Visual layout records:
========================

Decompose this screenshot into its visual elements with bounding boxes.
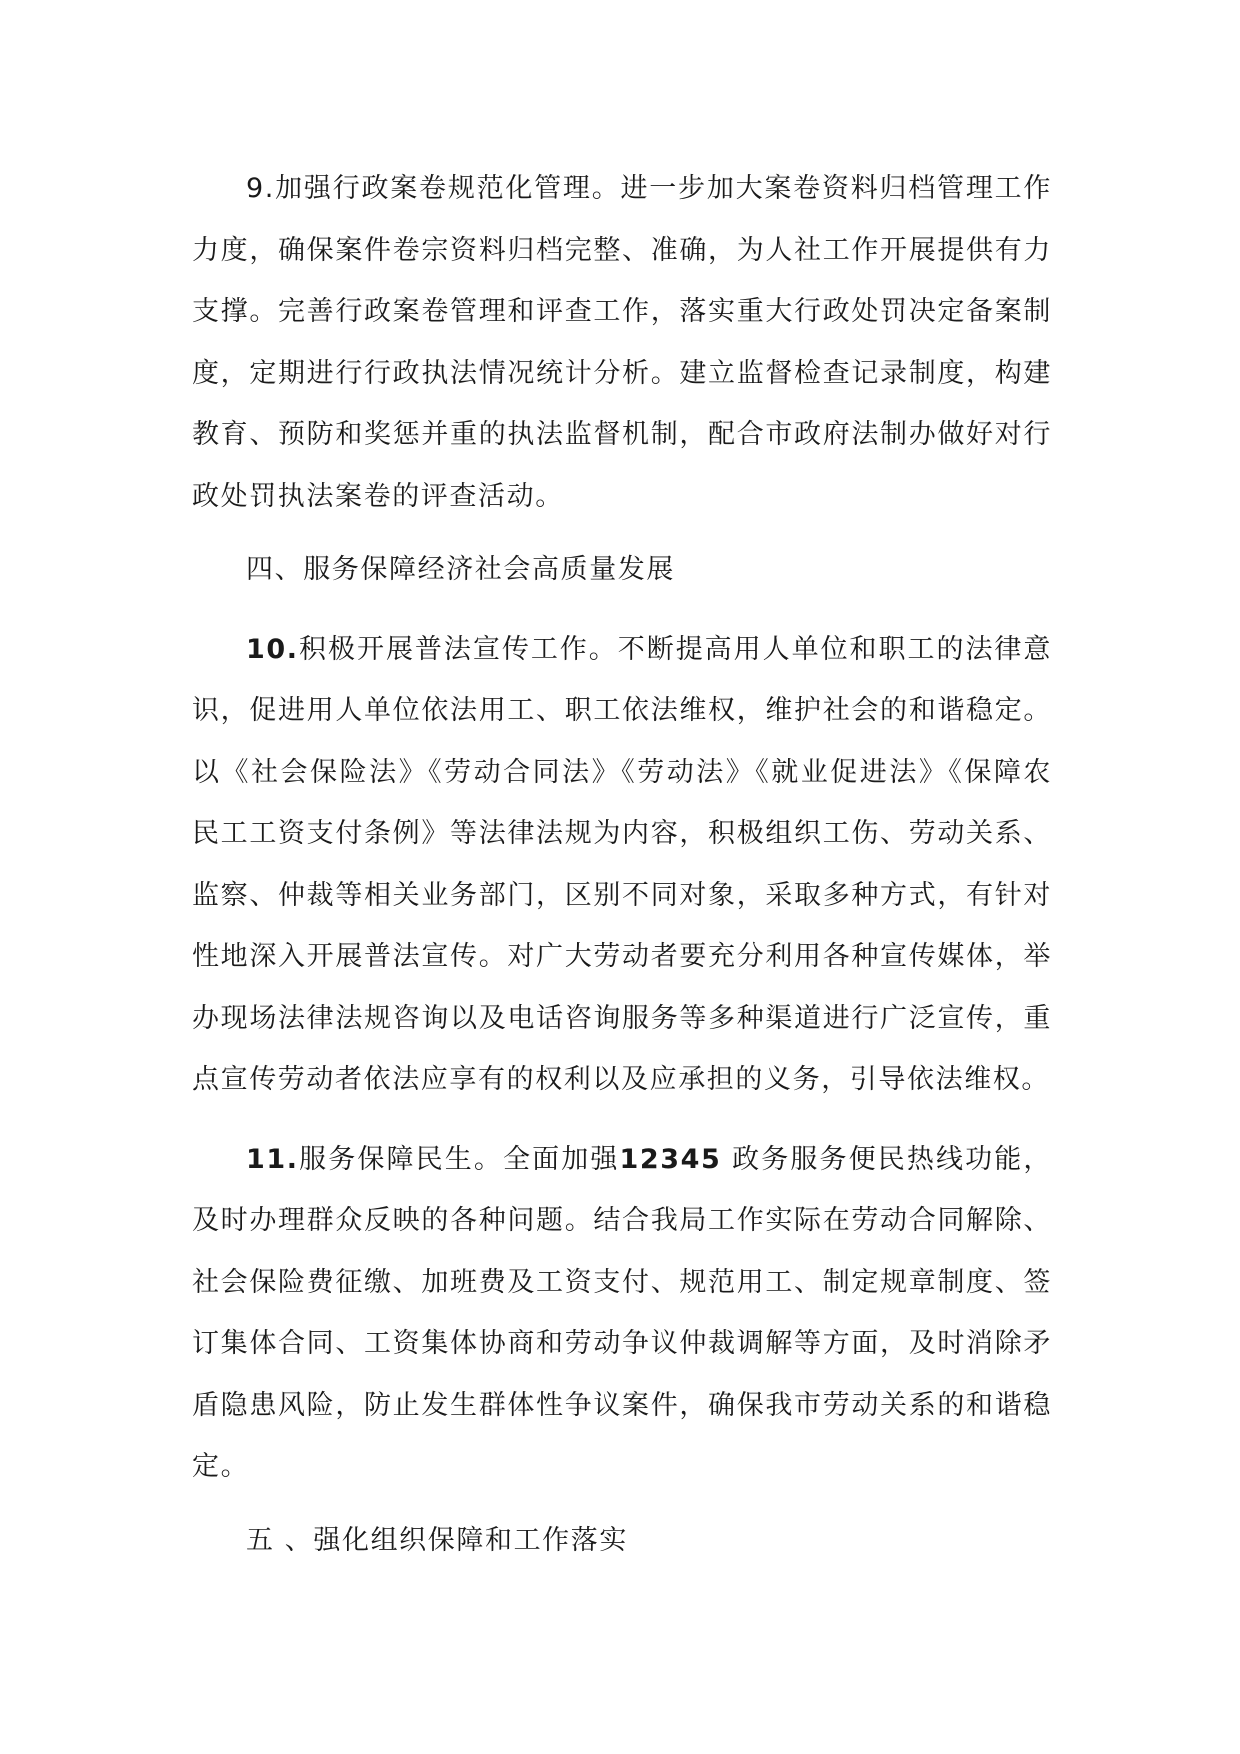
paragraph-11-text-b: 政务服务便民热线功能，及时办理群众反映的各种问题。结合我局工作实际在劳动合同解除、社会保险费征缴、加班费及工资支付、规范用工、制定规章制度、签订集体合同、工资集体协商和劳动争议仲裁调解等方面，及时消除矛盾隐患风险，防止发生群体性争议案件，确保我市劳动关系的和谐稳定。 — [192, 1143, 1052, 1482]
document-body — [192, 158, 1052, 1571]
spacer — [192, 601, 1052, 619]
paragraph-9 — [192, 158, 1052, 527]
paragraph-11-number: 11. — [246, 1143, 299, 1175]
hotline-number: 12345 — [619, 1143, 722, 1175]
section-heading-5: 五 、强化组织保障和工作落实 — [246, 1524, 628, 1556]
section-heading-4: 四、服务保障经济社会高质量发展 — [246, 554, 675, 585]
paragraph-10-number: 10. — [246, 633, 299, 665]
paragraph-10 — [192, 619, 1052, 1111]
spacer — [192, 1111, 1052, 1129]
paragraph-11-text-a: 服务保障民生。全面加强 — [298, 1143, 620, 1175]
spacer — [192, 1498, 1052, 1510]
paragraph-11 — [192, 1129, 1052, 1498]
paragraph-9-text: 加强行政案卷规范化管理。进一步加大案卷资料归档管理工作力度，确保案件卷宗资料归档完整、准确，为人社工作开展提供有力支撑。完善行政案卷管理和评查工作，落实重大行政处罚决定备案制度，定期进行行政执法情况统计分析。建立监督检查记录制度，构建教育、预防和奖惩并重的执法监督机制，配合市政府法制办做好对行政处罚执法案卷的评查活动。 — [192, 173, 1052, 512]
paragraph-10-text: 积极开展普法宣传工作。不断提高用人单位和职工的法律意识，促进用人单位依法用工、职工依法维权，维护社会的和谐稳定。以《社会保险法》《劳动合同法》《劳动法》《就业促进法》《保障农民工工资支付条例》等法律法规为内容，积极组织工伤、劳动关系、监察、仲裁等相关业务部门，区别不同对象，采取多种方式，有针对性地深入开展普法宣传。对广大劳动者要充分利用各种宣传媒体，举办现场法律法规咨询以及电话咨询服务等多种渠道进行广泛宣传，重点宣传劳动者依法应享有的权利以及应承担的义务，引导依法维权。 — [192, 633, 1052, 1095]
spacer — [192, 527, 1052, 539]
paragraph-9-number: 9. — [246, 173, 275, 204]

========================

→ **Exercise brief**:
Output every item above verbatim, line by line, and omit the pictures.

→ **Answer to this task**:
Decompose this screenshot into its visual elements with bounding boxes.
paragraph-11-text-b: 政务服务便民热线功能，及时办理群众反映的各种问题。结合我局工作实际在劳动合同解除、社会保险费征缴、加班费及工资支付、规范用工、制定规章制度、签订集体合同、工资集体协商和劳动争议仲裁调解等方面，及时消除矛盾隐患风险，防止发生群体性争议案件，确保我市劳动关系的和谐稳定。 — [192, 1143, 1052, 1482]
document-body — [192, 158, 1052, 1571]
spacer — [192, 601, 1052, 619]
paragraph-9 — [192, 158, 1052, 527]
paragraph-11-number: 11. — [246, 1143, 299, 1175]
hotline-number: 12345 — [619, 1143, 722, 1175]
section-heading-5: 五 、强化组织保障和工作落实 — [246, 1524, 628, 1556]
section-heading-4: 四、服务保障经济社会高质量发展 — [246, 554, 675, 585]
paragraph-10-number: 10. — [246, 633, 299, 665]
paragraph-10 — [192, 619, 1052, 1111]
spacer — [192, 1111, 1052, 1129]
paragraph-11-text-a: 服务保障民生。全面加强 — [298, 1143, 620, 1175]
spacer — [192, 1498, 1052, 1510]
paragraph-11 — [192, 1129, 1052, 1498]
paragraph-9-text: 加强行政案卷规范化管理。进一步加大案卷资料归档管理工作力度，确保案件卷宗资料归档完整、准确，为人社工作开展提供有力支撑。完善行政案卷管理和评查工作，落实重大行政处罚决定备案制度，定期进行行政执法情况统计分析。建立监督检查记录制度，构建教育、预防和奖惩并重的执法监督机制，配合市政府法制办做好对行政处罚执法案卷的评查活动。 — [192, 173, 1052, 512]
paragraph-10-text: 积极开展普法宣传工作。不断提高用人单位和职工的法律意识，促进用人单位依法用工、职工依法维权，维护社会的和谐稳定。以《社会保险法》《劳动合同法》《劳动法》《就业促进法》《保障农民工工资支付条例》等法律法规为内容，积极组织工伤、劳动关系、监察、仲裁等相关业务部门，区别不同对象，采取多种方式，有针对性地深入开展普法宣传。对广大劳动者要充分利用各种宣传媒体，举办现场法律法规咨询以及电话咨询服务等多种渠道进行广泛宣传，重点宣传劳动者依法应享有的权利以及应承担的义务，引导依法维权。 — [192, 633, 1052, 1095]
spacer — [192, 527, 1052, 539]
paragraph-9-number: 9. — [246, 173, 275, 204]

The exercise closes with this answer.